What to do: For the copy, please give all of the data again exactly and leave the pictures out.

________________________

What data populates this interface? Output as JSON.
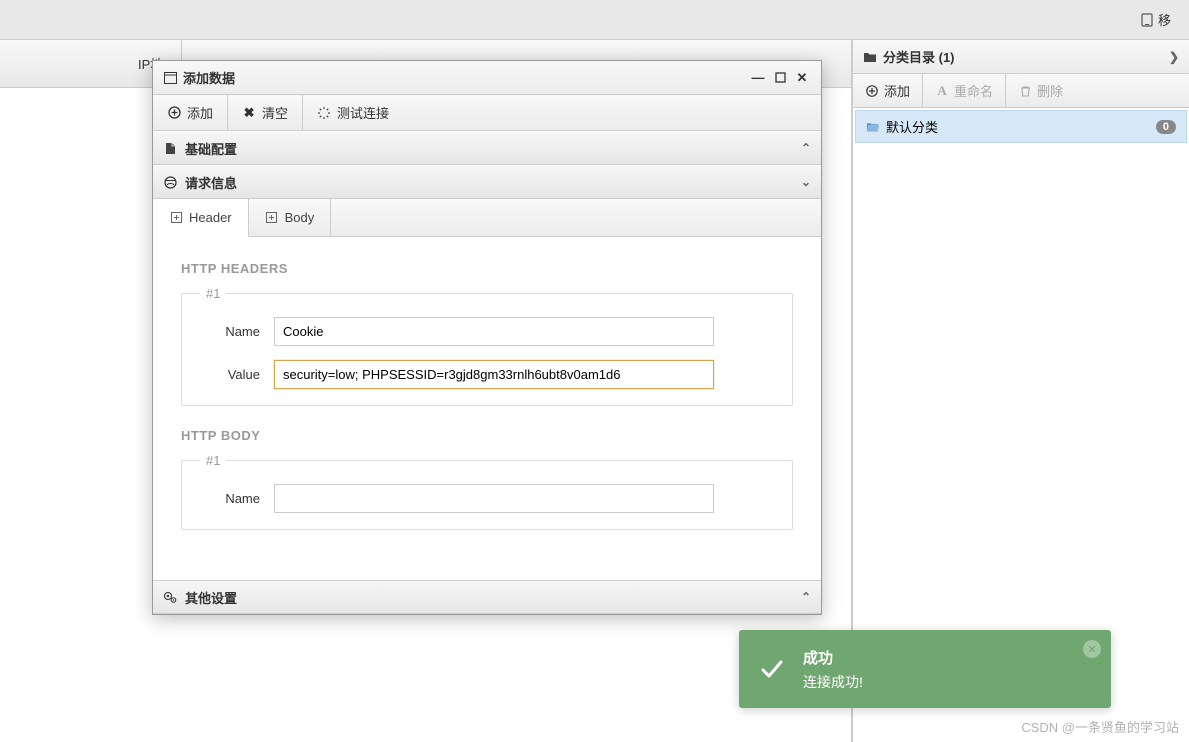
{
  "top_bar": {
    "mobile_label": "移"
  },
  "main": {
    "col_header": "IP地"
  },
  "right_panel": {
    "title": "分类目录 (1)",
    "add_label": "添加",
    "rename_label": "重命名",
    "delete_label": "删除",
    "category": {
      "name": "默认分类",
      "count": "0"
    }
  },
  "dialog": {
    "title": "添加数据",
    "toolbar": {
      "add": "添加",
      "clear": "清空",
      "test": "测试连接"
    },
    "sections": {
      "basic": "基础配置",
      "request": "请求信息",
      "other": "其他设置"
    },
    "tabs": {
      "header": "Header",
      "body": "Body"
    },
    "headers_section_title": "HTTP HEADERS",
    "body_section_title": "HTTP BODY",
    "group_label": "#1",
    "labels": {
      "name": "Name",
      "value": "Value"
    },
    "header_row": {
      "name": "Cookie",
      "value": "security=low; PHPSESSID=r3gjd8gm33rnlh6ubt8v0am1d6"
    },
    "body_row": {
      "name": ""
    }
  },
  "toast": {
    "title": "成功",
    "message": "连接成功!"
  },
  "watermark": "CSDN @一条贤鱼的学习站"
}
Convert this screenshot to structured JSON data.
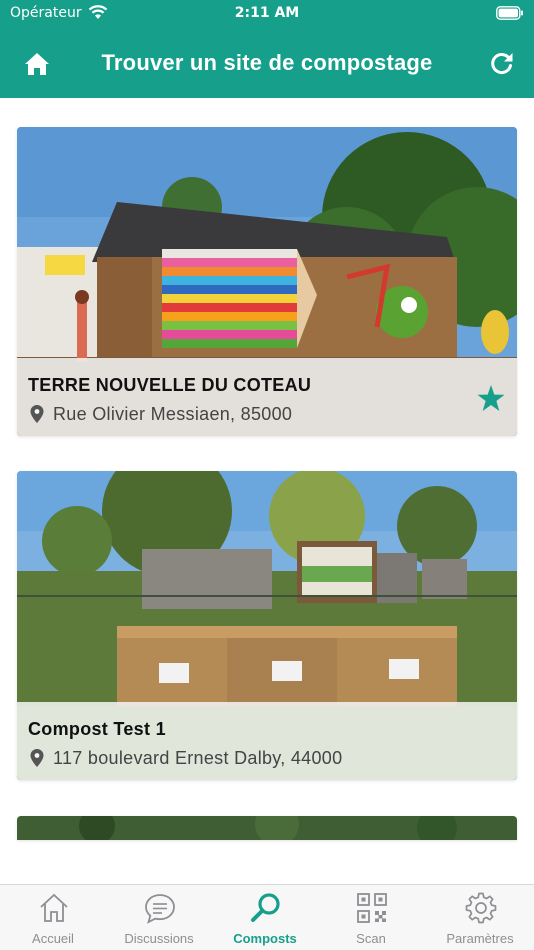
{
  "status_bar": {
    "carrier": "Opérateur",
    "time": "2:11 AM"
  },
  "header": {
    "title": "Trouver un site de compostage"
  },
  "sites": [
    {
      "name": "TERRE NOUVELLE DU COTEAU",
      "address": "Rue Olivier Messiaen, 85000",
      "favorite": true
    },
    {
      "name": "Compost Test 1",
      "address": "117 boulevard Ernest Dalby, 44000",
      "favorite": false
    }
  ],
  "tabbar": {
    "tabs": [
      {
        "label": "Accueil",
        "icon": "home-outline-icon"
      },
      {
        "label": "Discussions",
        "icon": "chat-icon"
      },
      {
        "label": "Composts",
        "icon": "search-icon"
      },
      {
        "label": "Scan",
        "icon": "qr-code-icon"
      },
      {
        "label": "Paramètres",
        "icon": "gear-icon"
      }
    ],
    "active": "Composts"
  },
  "colors": {
    "accent": "#16a08b",
    "tab_inactive": "#8e8e93"
  }
}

________________________

Response:
What data populates this interface? Output as JSON.
{
  "top_bar": {
    "mobile_label": "移"
  },
  "main": {
    "col_header": "IP地"
  },
  "right_panel": {
    "title": "分类目录 (1)",
    "add_label": "添加",
    "rename_label": "重命名",
    "delete_label": "删除",
    "category": {
      "name": "默认分类",
      "count": "0"
    }
  },
  "dialog": {
    "title": "添加数据",
    "toolbar": {
      "add": "添加",
      "clear": "清空",
      "test": "测试连接"
    },
    "sections": {
      "basic": "基础配置",
      "request": "请求信息",
      "other": "其他设置"
    },
    "tabs": {
      "header": "Header",
      "body": "Body"
    },
    "headers_section_title": "HTTP HEADERS",
    "body_section_title": "HTTP BODY",
    "group_label": "#1",
    "labels": {
      "name": "Name",
      "value": "Value"
    },
    "header_row": {
      "name": "Cookie",
      "value": "security=low; PHPSESSID=r3gjd8gm33rnlh6ubt8v0am1d6"
    },
    "body_row": {
      "name": ""
    }
  },
  "toast": {
    "title": "成功",
    "message": "连接成功!"
  },
  "watermark": "CSDN @一条贤鱼的学习站"
}
Convert this screenshot to structured JSON data.
{
  "status_bar": {
    "carrier": "Opérateur",
    "time": "2:11 AM"
  },
  "header": {
    "title": "Trouver un site de compostage"
  },
  "sites": [
    {
      "name": "TERRE NOUVELLE DU COTEAU",
      "address": "Rue Olivier Messiaen, 85000",
      "favorite": true
    },
    {
      "name": "Compost Test 1",
      "address": "117 boulevard Ernest Dalby, 44000",
      "favorite": false
    }
  ],
  "tabbar": {
    "tabs": [
      {
        "label": "Accueil",
        "icon": "home-outline-icon"
      },
      {
        "label": "Discussions",
        "icon": "chat-icon"
      },
      {
        "label": "Composts",
        "icon": "search-icon"
      },
      {
        "label": "Scan",
        "icon": "qr-code-icon"
      },
      {
        "label": "Paramètres",
        "icon": "gear-icon"
      }
    ],
    "active": "Composts"
  },
  "colors": {
    "accent": "#16a08b",
    "tab_inactive": "#8e8e93"
  }
}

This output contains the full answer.